Collection entries
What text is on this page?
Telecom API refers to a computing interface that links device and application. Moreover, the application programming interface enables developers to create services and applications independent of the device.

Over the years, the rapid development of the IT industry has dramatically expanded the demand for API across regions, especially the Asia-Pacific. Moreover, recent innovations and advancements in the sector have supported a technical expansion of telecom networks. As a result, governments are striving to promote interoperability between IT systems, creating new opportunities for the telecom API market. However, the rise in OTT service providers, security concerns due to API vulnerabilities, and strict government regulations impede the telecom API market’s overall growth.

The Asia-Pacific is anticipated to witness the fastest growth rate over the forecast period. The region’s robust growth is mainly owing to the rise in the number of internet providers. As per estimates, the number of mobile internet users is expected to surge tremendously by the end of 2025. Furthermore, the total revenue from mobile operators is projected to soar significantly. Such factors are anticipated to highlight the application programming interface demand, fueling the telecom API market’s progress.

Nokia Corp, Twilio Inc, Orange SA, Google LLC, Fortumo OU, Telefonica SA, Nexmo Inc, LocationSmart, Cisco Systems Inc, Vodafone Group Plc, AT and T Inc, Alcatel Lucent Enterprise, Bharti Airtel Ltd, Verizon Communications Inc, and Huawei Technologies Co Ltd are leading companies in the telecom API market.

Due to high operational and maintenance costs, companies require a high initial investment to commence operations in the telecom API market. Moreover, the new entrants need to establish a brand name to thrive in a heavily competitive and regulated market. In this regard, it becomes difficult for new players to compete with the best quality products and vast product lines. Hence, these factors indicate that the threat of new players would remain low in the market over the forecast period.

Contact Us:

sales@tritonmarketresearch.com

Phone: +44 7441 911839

*AIM OF THE TASK*. Pick every line with "factors" in it and copy it.

*RESULT OF THE TASK*.
The Asia-Pacific is anticipated to witness the fastest growth rate over the forecast period. The region’s robust growth is mainly owing to the rise in the number of internet providers. As per estimates, the number of mobile internet users is expected to surge tremendously by the end of 2025. Furthermore, the total revenue from mobile operators is projected to soar significantly. Such factors are anticipated to highlight the application programming interface demand, fueling the telecom API market’s progress.
Due to high operational and maintenance costs, companies require a high initial investment to commence operations in the telecom API market. Moreover, the new entrants need to establish a brand name to thrive in a heavily competitive and regulated market. In this regard, it becomes difficult for new players to compete with the best quality products and vast product lines. Hence, these factors indicate that the threat of new players would remain low in the market over the forecast period.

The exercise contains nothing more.